START

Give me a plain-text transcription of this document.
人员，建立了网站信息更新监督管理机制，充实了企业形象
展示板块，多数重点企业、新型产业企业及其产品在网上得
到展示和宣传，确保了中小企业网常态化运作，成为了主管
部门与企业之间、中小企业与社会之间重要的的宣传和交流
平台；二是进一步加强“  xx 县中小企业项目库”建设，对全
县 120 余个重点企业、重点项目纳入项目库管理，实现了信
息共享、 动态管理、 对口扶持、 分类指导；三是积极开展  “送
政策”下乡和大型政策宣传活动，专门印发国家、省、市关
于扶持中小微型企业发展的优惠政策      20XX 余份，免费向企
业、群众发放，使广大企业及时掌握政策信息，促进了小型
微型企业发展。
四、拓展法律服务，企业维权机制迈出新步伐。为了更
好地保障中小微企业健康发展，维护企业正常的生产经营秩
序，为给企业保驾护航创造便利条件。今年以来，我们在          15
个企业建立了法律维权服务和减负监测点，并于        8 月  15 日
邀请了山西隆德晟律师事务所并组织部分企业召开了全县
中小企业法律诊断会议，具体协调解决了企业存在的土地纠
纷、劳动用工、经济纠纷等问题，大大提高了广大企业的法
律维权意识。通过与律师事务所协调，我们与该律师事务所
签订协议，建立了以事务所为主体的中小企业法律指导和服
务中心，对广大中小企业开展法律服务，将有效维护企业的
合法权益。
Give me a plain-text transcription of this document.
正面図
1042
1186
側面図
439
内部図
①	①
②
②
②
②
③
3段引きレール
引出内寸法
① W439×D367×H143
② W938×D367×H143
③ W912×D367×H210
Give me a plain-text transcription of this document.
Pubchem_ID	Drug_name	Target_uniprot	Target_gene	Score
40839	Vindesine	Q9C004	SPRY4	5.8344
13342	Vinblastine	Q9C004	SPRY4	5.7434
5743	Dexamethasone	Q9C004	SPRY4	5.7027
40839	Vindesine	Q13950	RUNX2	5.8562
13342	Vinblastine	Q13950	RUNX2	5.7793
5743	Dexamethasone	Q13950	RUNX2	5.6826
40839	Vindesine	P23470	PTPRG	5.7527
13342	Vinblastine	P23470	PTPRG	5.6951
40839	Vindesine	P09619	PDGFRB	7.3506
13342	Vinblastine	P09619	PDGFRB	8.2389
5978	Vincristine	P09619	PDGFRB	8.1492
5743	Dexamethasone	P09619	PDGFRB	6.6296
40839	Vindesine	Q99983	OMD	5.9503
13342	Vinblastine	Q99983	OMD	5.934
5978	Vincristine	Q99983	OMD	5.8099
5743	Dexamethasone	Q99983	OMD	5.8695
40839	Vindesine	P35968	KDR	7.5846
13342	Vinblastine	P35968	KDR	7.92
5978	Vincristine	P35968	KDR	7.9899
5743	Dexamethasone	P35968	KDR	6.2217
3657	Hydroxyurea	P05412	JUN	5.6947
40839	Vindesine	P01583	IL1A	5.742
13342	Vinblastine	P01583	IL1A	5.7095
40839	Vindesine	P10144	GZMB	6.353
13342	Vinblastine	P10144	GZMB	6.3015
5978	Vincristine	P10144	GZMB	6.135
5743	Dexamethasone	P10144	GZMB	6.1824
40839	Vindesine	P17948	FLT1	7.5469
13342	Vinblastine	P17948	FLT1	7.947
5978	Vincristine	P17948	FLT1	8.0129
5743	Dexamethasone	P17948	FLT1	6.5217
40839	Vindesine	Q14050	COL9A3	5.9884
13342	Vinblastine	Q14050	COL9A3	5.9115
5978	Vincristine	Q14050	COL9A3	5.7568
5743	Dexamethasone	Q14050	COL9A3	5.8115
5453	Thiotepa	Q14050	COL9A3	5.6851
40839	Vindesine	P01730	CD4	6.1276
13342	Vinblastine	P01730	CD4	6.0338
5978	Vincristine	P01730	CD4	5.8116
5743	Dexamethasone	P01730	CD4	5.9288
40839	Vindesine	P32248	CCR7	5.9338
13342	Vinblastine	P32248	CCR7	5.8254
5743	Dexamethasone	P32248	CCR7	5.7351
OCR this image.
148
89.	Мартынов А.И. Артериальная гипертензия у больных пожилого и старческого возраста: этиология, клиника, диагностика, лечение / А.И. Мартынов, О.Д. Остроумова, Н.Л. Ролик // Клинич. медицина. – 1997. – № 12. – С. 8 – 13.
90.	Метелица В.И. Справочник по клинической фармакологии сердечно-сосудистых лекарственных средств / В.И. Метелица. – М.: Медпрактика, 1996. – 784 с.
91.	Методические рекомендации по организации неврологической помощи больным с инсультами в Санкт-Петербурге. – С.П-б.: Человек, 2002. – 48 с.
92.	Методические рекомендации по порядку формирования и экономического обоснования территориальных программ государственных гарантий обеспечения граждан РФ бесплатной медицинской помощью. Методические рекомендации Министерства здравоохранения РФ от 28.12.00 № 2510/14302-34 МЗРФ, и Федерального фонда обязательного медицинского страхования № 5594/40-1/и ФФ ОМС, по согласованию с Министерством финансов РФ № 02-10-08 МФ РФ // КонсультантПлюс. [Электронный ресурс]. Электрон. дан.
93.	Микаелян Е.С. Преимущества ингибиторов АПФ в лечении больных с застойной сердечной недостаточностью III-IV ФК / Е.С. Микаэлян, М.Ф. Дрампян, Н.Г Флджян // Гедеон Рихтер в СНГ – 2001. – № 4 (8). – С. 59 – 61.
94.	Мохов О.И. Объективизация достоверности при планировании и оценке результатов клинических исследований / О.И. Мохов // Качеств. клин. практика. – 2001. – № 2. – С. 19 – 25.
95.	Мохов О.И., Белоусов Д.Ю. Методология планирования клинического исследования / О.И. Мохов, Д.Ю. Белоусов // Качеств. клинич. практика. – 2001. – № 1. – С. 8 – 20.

END

▶ WHAT YOU NEED TO DO: Copy out every line that includes the word "Мохов".

▶ ANSWER IN FULL:
94.	Мохов О.И. Объективизация достоверности при планировании и оценке результатов клинических исследований / О.И. Мохов // Качеств. клин. практика. – 2001. – № 2. – С. 19 – 25.
95.	Мохов О.И., Белоусов Д.Ю. Методология планирования клинического исследования / О.И. Мохов, Д.Ю. Белоусов // Качеств. клинич. практика. – 2001. – № 1. – С. 8 – 20.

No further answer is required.